> Data to use
******

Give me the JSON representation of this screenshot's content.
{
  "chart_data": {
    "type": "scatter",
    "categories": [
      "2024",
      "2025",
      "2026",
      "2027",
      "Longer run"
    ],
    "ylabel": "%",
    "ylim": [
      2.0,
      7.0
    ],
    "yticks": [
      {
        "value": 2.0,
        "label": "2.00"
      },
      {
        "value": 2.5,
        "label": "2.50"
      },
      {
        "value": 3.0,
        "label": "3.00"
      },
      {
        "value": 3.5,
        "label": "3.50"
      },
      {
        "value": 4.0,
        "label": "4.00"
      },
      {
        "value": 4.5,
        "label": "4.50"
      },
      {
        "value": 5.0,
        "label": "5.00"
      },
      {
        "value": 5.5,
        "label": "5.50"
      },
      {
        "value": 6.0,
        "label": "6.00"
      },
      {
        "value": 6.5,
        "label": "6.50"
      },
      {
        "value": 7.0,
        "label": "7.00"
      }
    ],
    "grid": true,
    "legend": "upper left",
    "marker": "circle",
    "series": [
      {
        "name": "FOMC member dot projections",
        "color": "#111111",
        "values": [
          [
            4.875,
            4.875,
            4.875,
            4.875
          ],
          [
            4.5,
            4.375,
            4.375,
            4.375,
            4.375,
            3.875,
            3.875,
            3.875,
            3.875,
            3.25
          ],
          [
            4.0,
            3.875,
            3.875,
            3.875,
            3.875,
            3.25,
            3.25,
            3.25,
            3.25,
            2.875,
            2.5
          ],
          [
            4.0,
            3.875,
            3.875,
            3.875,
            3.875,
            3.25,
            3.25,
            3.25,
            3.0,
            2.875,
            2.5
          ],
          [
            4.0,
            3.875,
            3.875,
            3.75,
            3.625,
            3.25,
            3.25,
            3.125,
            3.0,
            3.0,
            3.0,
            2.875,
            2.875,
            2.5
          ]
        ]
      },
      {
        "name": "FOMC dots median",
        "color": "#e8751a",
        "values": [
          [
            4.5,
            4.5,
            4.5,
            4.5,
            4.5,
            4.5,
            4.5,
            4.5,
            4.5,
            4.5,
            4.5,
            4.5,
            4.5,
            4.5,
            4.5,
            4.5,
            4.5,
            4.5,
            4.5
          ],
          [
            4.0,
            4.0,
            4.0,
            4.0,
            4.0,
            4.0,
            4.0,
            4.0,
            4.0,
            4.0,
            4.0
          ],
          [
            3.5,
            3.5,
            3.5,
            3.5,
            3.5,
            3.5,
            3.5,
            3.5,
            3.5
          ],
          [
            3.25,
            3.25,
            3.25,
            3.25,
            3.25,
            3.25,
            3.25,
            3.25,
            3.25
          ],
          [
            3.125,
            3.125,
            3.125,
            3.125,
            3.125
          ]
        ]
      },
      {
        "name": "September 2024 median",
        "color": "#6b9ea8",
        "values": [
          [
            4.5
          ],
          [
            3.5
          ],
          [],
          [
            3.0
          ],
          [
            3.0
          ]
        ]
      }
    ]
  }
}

******

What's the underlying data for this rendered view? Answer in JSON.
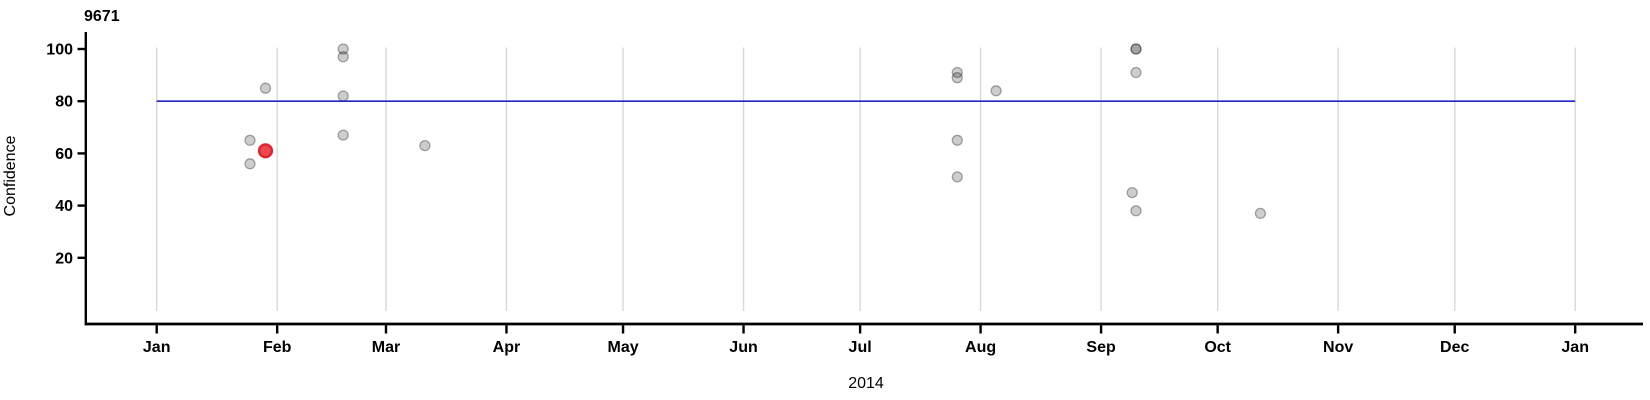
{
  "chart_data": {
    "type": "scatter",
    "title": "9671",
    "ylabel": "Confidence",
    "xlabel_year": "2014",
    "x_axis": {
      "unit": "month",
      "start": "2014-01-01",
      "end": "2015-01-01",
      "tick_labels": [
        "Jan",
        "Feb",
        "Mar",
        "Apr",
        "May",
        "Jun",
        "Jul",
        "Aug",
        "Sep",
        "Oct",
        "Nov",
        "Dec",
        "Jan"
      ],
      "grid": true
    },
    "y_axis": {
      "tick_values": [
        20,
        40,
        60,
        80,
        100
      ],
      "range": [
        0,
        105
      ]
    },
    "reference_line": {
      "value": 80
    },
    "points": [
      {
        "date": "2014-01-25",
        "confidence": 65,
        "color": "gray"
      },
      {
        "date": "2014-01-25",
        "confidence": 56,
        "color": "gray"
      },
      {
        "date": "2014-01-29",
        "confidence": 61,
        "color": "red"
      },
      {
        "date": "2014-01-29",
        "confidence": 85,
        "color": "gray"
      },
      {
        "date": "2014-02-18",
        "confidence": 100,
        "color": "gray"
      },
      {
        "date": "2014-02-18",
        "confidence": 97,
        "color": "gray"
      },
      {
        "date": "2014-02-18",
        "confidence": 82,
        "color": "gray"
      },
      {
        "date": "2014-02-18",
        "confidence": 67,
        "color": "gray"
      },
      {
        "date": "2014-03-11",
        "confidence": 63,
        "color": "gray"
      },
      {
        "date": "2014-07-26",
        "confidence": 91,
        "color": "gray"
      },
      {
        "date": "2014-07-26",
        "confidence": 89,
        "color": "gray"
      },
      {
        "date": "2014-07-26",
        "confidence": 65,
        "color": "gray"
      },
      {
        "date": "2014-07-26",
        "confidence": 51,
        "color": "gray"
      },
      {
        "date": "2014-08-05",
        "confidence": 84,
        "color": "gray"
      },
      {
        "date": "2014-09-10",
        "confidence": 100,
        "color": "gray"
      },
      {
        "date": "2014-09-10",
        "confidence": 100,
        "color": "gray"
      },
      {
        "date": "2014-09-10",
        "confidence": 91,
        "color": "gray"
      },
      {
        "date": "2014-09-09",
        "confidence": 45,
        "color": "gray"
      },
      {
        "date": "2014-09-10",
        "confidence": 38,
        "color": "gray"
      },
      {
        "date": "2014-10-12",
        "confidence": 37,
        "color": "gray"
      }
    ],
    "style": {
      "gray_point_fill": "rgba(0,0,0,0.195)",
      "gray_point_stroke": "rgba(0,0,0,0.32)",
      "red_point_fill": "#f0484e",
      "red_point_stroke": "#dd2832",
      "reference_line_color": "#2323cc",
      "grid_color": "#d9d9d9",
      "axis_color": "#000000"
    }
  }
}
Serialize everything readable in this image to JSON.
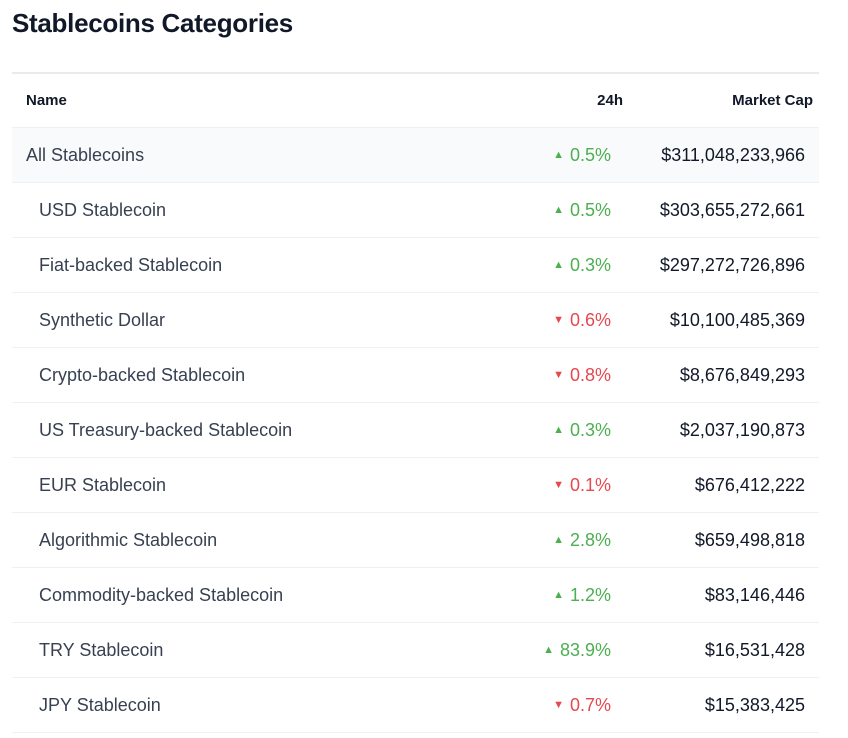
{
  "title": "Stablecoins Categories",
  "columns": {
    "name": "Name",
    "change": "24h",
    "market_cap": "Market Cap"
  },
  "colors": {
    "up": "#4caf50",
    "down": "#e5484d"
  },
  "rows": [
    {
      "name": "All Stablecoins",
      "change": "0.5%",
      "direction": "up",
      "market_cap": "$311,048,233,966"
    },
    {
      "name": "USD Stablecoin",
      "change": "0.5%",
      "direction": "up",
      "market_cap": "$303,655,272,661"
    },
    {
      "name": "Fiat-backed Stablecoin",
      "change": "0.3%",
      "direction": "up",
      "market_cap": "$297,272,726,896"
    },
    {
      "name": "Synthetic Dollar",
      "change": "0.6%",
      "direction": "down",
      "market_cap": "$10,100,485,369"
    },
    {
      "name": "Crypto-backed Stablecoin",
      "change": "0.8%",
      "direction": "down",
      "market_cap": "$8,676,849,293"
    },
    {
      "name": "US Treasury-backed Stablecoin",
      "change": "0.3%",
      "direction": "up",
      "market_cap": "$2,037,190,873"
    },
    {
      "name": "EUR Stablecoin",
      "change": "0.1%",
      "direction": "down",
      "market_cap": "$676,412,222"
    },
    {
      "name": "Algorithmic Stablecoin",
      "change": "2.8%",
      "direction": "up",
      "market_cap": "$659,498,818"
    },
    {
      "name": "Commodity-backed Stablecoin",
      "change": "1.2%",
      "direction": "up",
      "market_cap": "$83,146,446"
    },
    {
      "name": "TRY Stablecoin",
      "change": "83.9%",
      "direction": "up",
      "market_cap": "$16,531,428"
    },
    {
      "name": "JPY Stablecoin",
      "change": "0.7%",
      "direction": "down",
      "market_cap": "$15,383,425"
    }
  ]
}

******

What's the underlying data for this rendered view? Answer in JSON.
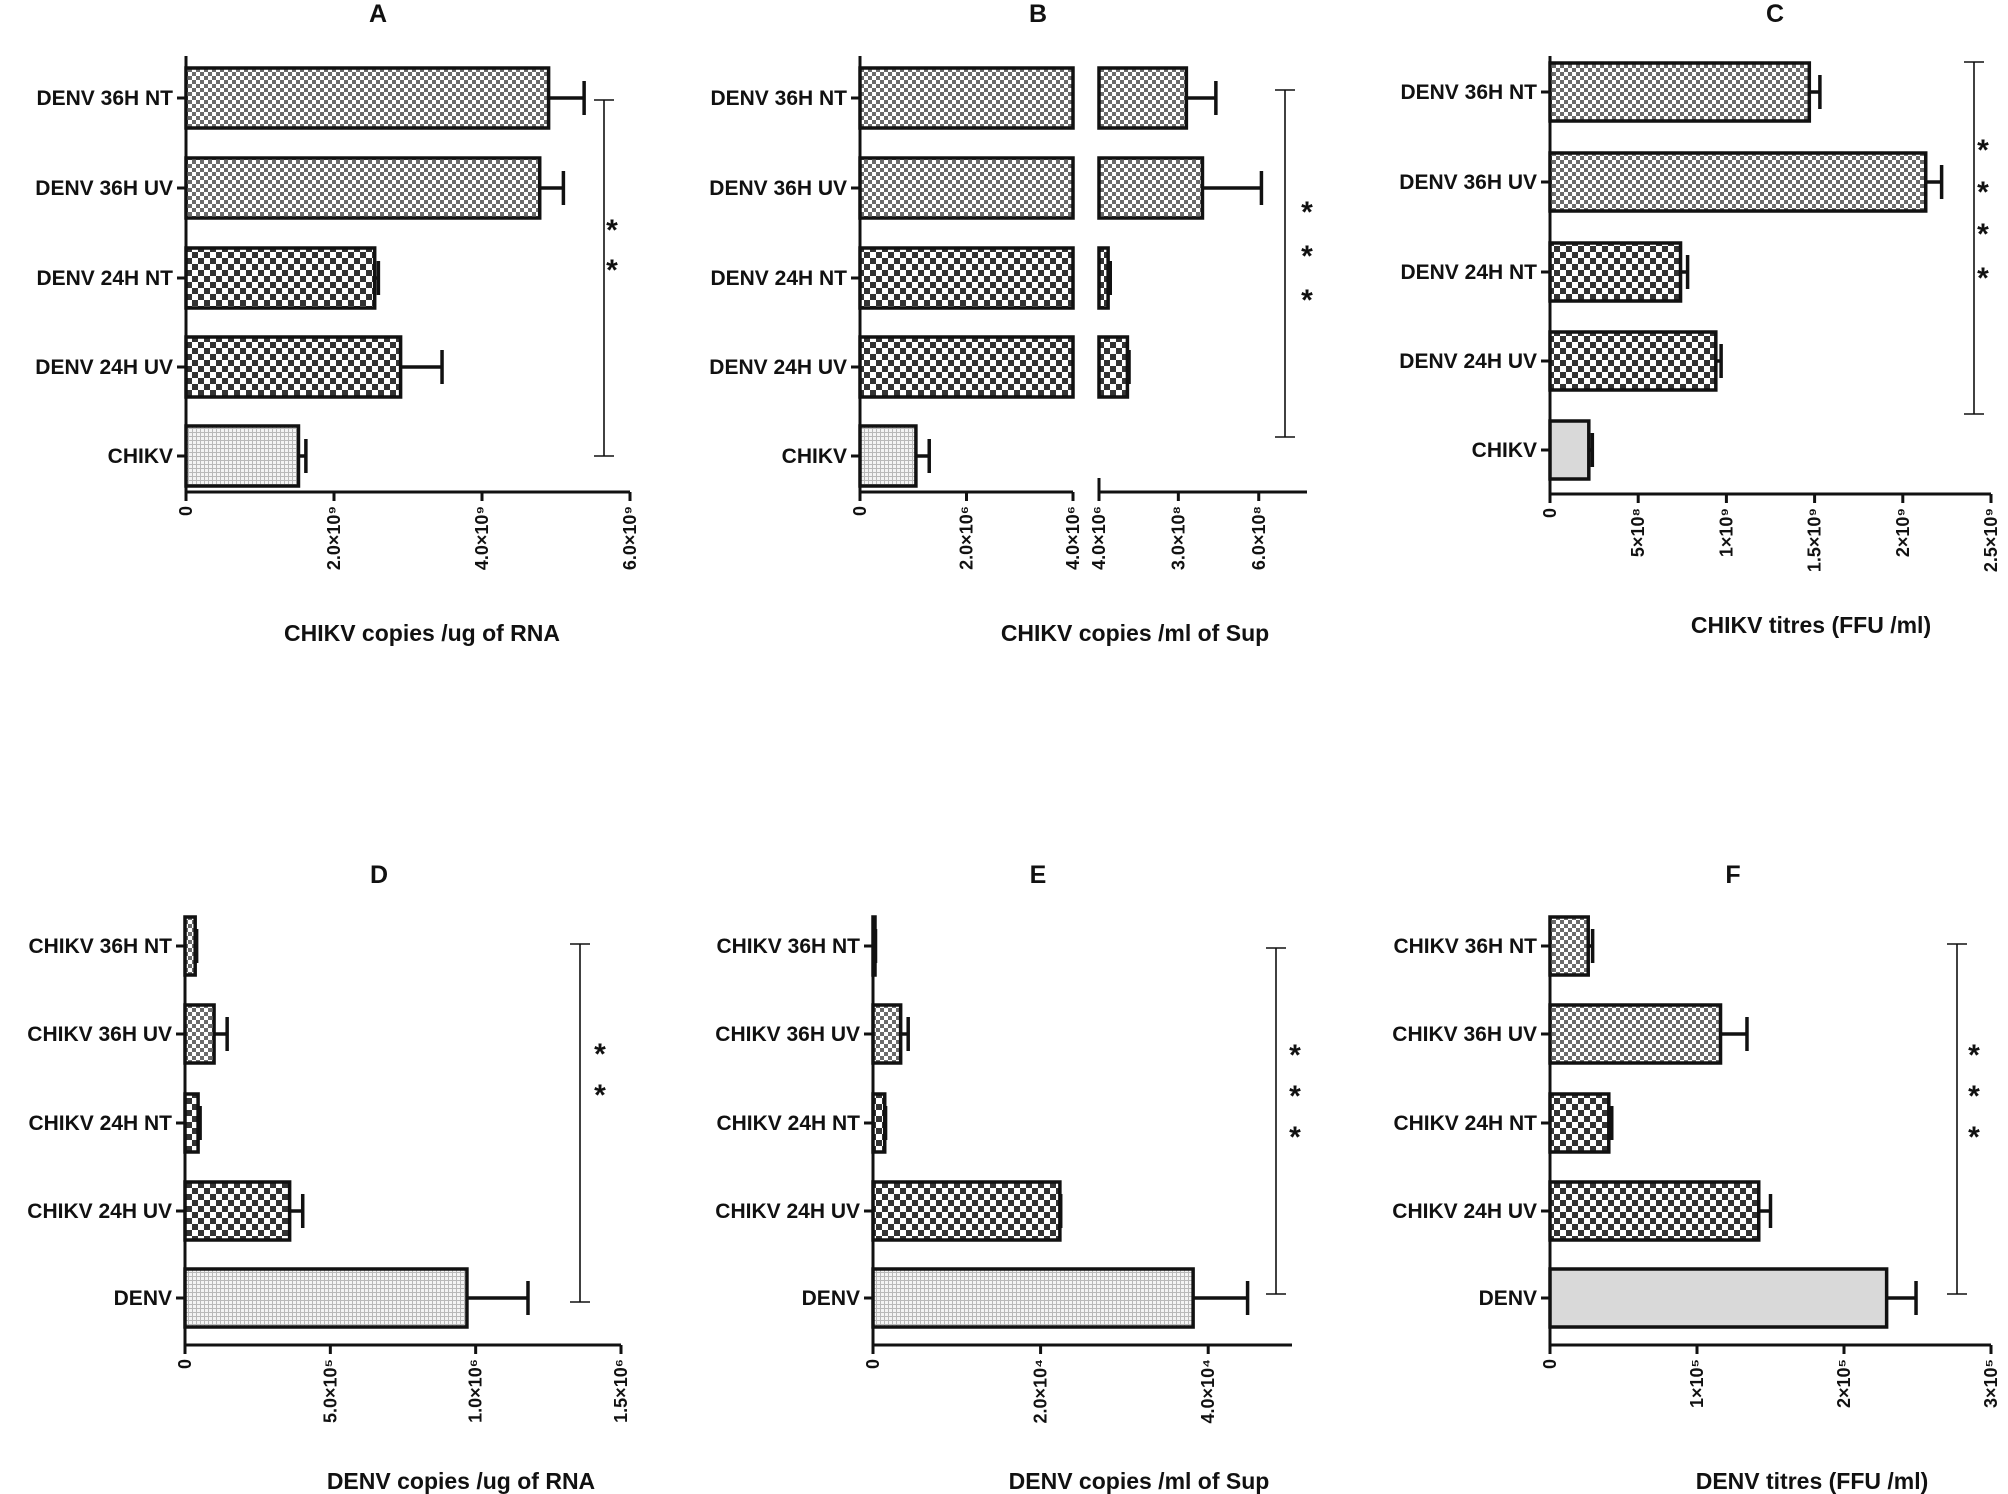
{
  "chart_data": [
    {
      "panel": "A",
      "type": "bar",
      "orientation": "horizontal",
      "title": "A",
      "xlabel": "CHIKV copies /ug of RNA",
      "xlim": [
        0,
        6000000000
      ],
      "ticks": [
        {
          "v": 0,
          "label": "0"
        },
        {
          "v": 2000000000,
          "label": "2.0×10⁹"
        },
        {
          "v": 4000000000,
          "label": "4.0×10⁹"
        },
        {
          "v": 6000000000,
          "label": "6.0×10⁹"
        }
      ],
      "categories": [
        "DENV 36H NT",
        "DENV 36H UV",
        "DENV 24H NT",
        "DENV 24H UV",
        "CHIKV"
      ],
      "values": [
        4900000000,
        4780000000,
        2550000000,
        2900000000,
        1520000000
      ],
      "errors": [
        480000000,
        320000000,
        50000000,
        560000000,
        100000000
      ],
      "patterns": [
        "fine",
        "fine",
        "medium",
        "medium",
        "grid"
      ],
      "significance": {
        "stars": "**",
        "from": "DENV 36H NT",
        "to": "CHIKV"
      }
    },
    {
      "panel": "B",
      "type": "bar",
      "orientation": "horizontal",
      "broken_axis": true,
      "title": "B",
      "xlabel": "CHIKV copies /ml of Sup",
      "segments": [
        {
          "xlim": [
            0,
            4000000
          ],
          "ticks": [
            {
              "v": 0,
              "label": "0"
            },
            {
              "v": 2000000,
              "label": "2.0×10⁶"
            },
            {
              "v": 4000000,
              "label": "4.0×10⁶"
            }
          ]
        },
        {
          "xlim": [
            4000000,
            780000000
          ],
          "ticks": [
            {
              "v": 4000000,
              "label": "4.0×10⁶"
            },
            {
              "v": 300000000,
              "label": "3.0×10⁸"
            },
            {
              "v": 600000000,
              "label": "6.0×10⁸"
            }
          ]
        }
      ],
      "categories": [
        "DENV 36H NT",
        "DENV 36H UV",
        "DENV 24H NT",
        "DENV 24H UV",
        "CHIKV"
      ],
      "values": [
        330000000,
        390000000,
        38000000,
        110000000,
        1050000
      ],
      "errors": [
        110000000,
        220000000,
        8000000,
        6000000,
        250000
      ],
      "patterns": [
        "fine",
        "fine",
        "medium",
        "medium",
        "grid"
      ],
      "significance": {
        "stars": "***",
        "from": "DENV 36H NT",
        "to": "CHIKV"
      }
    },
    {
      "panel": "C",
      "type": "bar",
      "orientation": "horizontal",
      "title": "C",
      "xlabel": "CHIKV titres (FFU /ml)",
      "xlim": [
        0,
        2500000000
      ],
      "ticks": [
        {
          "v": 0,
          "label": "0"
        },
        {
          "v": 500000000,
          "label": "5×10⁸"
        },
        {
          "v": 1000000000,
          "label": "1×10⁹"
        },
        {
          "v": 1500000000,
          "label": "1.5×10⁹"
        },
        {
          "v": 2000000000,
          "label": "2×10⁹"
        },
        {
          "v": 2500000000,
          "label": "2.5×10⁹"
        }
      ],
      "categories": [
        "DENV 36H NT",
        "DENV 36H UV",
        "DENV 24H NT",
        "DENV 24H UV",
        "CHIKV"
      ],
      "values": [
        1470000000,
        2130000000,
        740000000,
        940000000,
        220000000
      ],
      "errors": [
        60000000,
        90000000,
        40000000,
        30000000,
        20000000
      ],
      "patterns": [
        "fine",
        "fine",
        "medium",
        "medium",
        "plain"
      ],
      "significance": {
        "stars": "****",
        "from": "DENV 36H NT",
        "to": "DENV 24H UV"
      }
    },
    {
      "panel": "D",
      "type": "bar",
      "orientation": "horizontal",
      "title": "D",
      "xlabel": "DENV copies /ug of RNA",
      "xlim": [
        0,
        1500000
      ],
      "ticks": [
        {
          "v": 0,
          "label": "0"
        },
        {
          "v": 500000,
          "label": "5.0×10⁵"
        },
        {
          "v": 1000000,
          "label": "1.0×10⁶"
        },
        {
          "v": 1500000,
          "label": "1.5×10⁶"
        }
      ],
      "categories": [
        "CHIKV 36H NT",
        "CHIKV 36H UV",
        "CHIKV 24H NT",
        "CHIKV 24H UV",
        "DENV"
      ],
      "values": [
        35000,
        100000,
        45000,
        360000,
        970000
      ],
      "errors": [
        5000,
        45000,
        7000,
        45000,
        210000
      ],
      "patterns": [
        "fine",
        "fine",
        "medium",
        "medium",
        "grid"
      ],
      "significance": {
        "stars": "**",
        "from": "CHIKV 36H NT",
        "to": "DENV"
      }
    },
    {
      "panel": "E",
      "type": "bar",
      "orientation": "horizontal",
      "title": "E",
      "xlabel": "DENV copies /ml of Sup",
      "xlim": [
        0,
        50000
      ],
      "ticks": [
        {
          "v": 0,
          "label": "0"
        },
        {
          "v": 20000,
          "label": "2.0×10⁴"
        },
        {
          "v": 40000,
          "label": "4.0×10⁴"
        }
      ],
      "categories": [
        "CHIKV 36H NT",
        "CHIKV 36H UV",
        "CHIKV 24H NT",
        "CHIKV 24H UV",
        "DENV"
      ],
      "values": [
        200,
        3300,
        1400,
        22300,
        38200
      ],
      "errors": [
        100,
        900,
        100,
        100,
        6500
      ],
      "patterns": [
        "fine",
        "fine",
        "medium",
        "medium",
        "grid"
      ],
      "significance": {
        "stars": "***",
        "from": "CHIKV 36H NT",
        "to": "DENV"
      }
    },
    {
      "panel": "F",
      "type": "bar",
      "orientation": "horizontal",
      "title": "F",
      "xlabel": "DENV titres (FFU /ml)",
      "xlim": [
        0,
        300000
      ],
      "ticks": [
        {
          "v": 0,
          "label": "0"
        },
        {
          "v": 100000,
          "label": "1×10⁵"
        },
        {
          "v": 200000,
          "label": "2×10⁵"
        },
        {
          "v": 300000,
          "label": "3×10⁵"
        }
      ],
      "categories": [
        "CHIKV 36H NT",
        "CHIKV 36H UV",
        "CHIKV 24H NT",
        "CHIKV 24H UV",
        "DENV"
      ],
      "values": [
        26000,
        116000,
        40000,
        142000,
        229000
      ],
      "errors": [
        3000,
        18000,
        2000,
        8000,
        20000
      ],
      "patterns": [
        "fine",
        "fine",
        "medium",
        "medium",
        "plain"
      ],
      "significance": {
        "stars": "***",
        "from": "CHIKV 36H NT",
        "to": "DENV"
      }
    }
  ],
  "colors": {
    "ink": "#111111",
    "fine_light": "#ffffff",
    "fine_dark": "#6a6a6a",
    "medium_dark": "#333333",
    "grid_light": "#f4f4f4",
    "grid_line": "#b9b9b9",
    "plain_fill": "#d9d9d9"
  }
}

******

> Task description
Choose all lines containing the string "JSON" and copy them out.

> Solution to the exercise
Give me the JSON representation of this screenshot's content.
What's the underlying data for this rendered view? Answer in JSON.
Serialize everything readable in this image to JSON.
What's the underlying data for this rendered view? Answer in JSON.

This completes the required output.